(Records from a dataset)
=-=-=

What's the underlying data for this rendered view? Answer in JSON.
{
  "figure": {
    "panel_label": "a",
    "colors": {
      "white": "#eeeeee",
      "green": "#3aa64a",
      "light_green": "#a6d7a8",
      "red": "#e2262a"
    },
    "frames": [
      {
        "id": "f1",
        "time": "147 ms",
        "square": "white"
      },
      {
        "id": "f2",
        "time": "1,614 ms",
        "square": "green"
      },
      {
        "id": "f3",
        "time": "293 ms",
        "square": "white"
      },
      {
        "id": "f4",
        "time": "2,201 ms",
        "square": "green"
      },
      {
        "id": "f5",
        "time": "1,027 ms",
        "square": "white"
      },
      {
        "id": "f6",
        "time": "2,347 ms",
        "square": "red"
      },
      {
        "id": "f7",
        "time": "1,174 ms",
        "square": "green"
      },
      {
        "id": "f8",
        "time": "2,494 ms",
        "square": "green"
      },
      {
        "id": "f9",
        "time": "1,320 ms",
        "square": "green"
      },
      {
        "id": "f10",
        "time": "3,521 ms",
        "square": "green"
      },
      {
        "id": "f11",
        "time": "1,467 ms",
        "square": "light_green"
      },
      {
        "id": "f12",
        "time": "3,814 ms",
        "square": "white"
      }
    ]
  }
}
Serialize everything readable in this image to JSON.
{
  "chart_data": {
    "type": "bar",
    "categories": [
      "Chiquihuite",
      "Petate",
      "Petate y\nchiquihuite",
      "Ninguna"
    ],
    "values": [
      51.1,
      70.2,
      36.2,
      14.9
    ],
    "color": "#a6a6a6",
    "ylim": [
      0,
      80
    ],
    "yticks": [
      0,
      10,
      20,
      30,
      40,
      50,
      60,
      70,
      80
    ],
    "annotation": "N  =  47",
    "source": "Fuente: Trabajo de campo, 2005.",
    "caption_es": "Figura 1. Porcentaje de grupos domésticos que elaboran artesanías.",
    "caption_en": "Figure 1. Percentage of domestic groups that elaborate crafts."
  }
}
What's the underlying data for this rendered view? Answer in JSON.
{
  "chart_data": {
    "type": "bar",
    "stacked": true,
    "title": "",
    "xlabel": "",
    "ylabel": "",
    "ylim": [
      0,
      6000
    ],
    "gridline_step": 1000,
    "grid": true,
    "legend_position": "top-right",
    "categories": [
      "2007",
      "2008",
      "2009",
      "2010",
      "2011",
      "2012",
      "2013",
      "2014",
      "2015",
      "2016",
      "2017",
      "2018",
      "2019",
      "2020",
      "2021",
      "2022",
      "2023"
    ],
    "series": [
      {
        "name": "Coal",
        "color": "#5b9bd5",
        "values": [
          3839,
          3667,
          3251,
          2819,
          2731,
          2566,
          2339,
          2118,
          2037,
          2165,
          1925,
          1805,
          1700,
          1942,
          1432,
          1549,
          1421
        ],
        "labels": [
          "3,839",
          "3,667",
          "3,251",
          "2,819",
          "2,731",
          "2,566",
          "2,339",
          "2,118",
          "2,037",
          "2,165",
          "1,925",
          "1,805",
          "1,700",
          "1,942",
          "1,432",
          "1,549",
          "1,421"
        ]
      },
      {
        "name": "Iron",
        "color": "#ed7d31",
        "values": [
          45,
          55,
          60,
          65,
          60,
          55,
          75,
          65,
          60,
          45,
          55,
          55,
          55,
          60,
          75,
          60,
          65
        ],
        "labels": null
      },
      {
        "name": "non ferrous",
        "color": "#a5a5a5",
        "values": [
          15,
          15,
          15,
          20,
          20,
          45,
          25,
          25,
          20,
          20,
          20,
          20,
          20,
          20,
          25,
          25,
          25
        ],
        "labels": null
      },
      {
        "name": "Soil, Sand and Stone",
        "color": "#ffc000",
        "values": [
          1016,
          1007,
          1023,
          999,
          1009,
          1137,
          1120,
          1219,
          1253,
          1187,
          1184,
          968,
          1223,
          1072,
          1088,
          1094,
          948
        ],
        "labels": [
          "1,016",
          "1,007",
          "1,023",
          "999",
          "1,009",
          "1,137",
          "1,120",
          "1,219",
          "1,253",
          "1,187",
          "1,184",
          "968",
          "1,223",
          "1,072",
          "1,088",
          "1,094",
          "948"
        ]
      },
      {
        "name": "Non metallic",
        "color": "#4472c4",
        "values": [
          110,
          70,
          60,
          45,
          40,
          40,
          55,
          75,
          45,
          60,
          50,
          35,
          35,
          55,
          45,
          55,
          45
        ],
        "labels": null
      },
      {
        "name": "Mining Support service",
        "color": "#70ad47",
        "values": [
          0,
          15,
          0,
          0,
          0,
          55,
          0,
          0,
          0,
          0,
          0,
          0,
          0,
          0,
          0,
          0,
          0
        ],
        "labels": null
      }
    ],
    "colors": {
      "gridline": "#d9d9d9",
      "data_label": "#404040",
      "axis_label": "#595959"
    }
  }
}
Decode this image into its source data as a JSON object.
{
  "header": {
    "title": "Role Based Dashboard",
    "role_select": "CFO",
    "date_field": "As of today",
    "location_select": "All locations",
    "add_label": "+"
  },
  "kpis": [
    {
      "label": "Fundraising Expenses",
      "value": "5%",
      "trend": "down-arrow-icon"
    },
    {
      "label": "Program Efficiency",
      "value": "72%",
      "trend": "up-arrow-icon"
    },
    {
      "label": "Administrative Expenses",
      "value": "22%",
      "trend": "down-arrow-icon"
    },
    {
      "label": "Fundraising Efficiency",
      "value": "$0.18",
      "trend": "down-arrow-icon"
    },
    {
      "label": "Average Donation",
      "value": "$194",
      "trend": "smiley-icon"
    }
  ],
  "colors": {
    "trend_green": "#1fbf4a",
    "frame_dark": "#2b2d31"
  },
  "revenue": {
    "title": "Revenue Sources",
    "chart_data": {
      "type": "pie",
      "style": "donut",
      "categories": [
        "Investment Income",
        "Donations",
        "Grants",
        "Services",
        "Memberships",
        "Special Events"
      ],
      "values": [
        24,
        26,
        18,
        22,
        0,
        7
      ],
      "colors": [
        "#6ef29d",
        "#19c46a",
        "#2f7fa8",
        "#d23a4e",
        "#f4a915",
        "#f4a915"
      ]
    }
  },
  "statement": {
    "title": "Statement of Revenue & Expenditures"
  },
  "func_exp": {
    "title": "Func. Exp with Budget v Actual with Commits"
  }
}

=-=-=

- _STATED PROBLEM_
Please set down all the data word for word.

- _WRITTEN RESPONSE_
What's the underlying data for this rendered view? Answer in JSON.
{
  "figure": {
    "panel_label": "a",
    "colors": {
      "white": "#eeeeee",
      "green": "#3aa64a",
      "light_green": "#a6d7a8",
      "red": "#e2262a"
    },
    "frames": [
      {
        "id": "f1",
        "time": "147 ms",
        "square": "white"
      },
      {
        "id": "f2",
        "time": "1,614 ms",
        "square": "green"
      },
      {
        "id": "f3",
        "time": "293 ms",
        "square": "white"
      },
      {
        "id": "f4",
        "time": "2,201 ms",
        "square": "green"
      },
      {
        "id": "f5",
        "time": "1,027 ms",
        "square": "white"
      },
      {
        "id": "f6",
        "time": "2,347 ms",
        "square": "red"
      },
      {
        "id": "f7",
        "time": "1,174 ms",
        "square": "green"
      },
      {
        "id": "f8",
        "time": "2,494 ms",
        "square": "green"
      },
      {
        "id": "f9",
        "time": "1,320 ms",
        "square": "green"
      },
      {
        "id": "f10",
        "time": "3,521 ms",
        "square": "green"
      },
      {
        "id": "f11",
        "time": "1,467 ms",
        "square": "light_green"
      },
      {
        "id": "f12",
        "time": "3,814 ms",
        "square": "white"
      }
    ]
  }
}
Serialize everything readable in this image to JSON.
{
  "chart_data": {
    "type": "bar",
    "categories": [
      "Chiquihuite",
      "Petate",
      "Petate y\nchiquihuite",
      "Ninguna"
    ],
    "values": [
      51.1,
      70.2,
      36.2,
      14.9
    ],
    "color": "#a6a6a6",
    "ylim": [
      0,
      80
    ],
    "yticks": [
      0,
      10,
      20,
      30,
      40,
      50,
      60,
      70,
      80
    ],
    "annotation": "N  =  47",
    "source": "Fuente: Trabajo de campo, 2005.",
    "caption_es": "Figura 1. Porcentaje de grupos domésticos que elaboran artesanías.",
    "caption_en": "Figure 1. Percentage of domestic groups that elaborate crafts."
  }
}
What's the underlying data for this rendered view? Answer in JSON.
{
  "chart_data": {
    "type": "bar",
    "stacked": true,
    "title": "",
    "xlabel": "",
    "ylabel": "",
    "ylim": [
      0,
      6000
    ],
    "gridline_step": 1000,
    "grid": true,
    "legend_position": "top-right",
    "categories": [
      "2007",
      "2008",
      "2009",
      "2010",
      "2011",
      "2012",
      "2013",
      "2014",
      "2015",
      "2016",
      "2017",
      "2018",
      "2019",
      "2020",
      "2021",
      "2022",
      "2023"
    ],
    "series": [
      {
        "name": "Coal",
        "color": "#5b9bd5",
        "values": [
          3839,
          3667,
          3251,
          2819,
          2731,
          2566,
          2339,
          2118,
          2037,
          2165,
          1925,
          1805,
          1700,
          1942,
          1432,
          1549,
          1421
        ],
        "labels": [
          "3,839",
          "3,667",
          "3,251",
          "2,819",
          "2,731",
          "2,566",
          "2,339",
          "2,118",
          "2,037",
          "2,165",
          "1,925",
          "1,805",
          "1,700",
          "1,942",
          "1,432",
          "1,549",
          "1,421"
        ]
      },
      {
        "name": "Iron",
        "color": "#ed7d31",
        "values": [
          45,
          55,
          60,
          65,
          60,
          55,
          75,
          65,
          60,
          45,
          55,
          55,
          55,
          60,
          75,
          60,
          65
        ],
        "labels": null
      },
      {
        "name": "non ferrous",
        "color": "#a5a5a5",
        "values": [
          15,
          15,
          15,
          20,
          20,
          45,
          25,
          25,
          20,
          20,
          20,
          20,
          20,
          20,
          25,
          25,
          25
        ],
        "labels": null
      },
      {
        "name": "Soil, Sand and Stone",
        "color": "#ffc000",
        "values": [
          1016,
          1007,
          1023,
          999,
          1009,
          1137,
          1120,
          1219,
          1253,
          1187,
          1184,
          968,
          1223,
          1072,
          1088,
          1094,
          948
        ],
        "labels": [
          "1,016",
          "1,007",
          "1,023",
          "999",
          "1,009",
          "1,137",
          "1,120",
          "1,219",
          "1,253",
          "1,187",
          "1,184",
          "968",
          "1,223",
          "1,072",
          "1,088",
          "1,094",
          "948"
        ]
      },
      {
        "name": "Non metallic",
        "color": "#4472c4",
        "values": [
          110,
          70,
          60,
          45,
          40,
          40,
          55,
          75,
          45,
          60,
          50,
          35,
          35,
          55,
          45,
          55,
          45
        ],
        "labels": null
      },
      {
        "name": "Mining Support service",
        "color": "#70ad47",
        "values": [
          0,
          15,
          0,
          0,
          0,
          55,
          0,
          0,
          0,
          0,
          0,
          0,
          0,
          0,
          0,
          0,
          0
        ],
        "labels": null
      }
    ],
    "colors": {
      "gridline": "#d9d9d9",
      "data_label": "#404040",
      "axis_label": "#595959"
    }
  }
}
Decode this image into its source data as a JSON object.
{
  "header": {
    "title": "Role Based Dashboard",
    "role_select": "CFO",
    "date_field": "As of today",
    "location_select": "All locations",
    "add_label": "+"
  },
  "kpis": [
    {
      "label": "Fundraising Expenses",
      "value": "5%",
      "trend": "down-arrow-icon"
    },
    {
      "label": "Program Efficiency",
      "value": "72%",
      "trend": "up-arrow-icon"
    },
    {
      "label": "Administrative Expenses",
      "value": "22%",
      "trend": "down-arrow-icon"
    },
    {
      "label": "Fundraising Efficiency",
      "value": "$0.18",
      "trend": "down-arrow-icon"
    },
    {
      "label": "Average Donation",
      "value": "$194",
      "trend": "smiley-icon"
    }
  ],
  "colors": {
    "trend_green": "#1fbf4a",
    "frame_dark": "#2b2d31"
  },
  "revenue": {
    "title": "Revenue Sources",
    "chart_data": {
      "type": "pie",
      "style": "donut",
      "categories": [
        "Investment Income",
        "Donations",
        "Grants",
        "Services",
        "Memberships",
        "Special Events"
      ],
      "values": [
        24,
        26,
        18,
        22,
        0,
        7
      ],
      "colors": [
        "#6ef29d",
        "#19c46a",
        "#2f7fa8",
        "#d23a4e",
        "#f4a915",
        "#f4a915"
      ]
    }
  },
  "statement": {
    "title": "Statement of Revenue & Expenditures"
  },
  "func_exp": {
    "title": "Func. Exp with Budget v Actual with Commits"
  }
}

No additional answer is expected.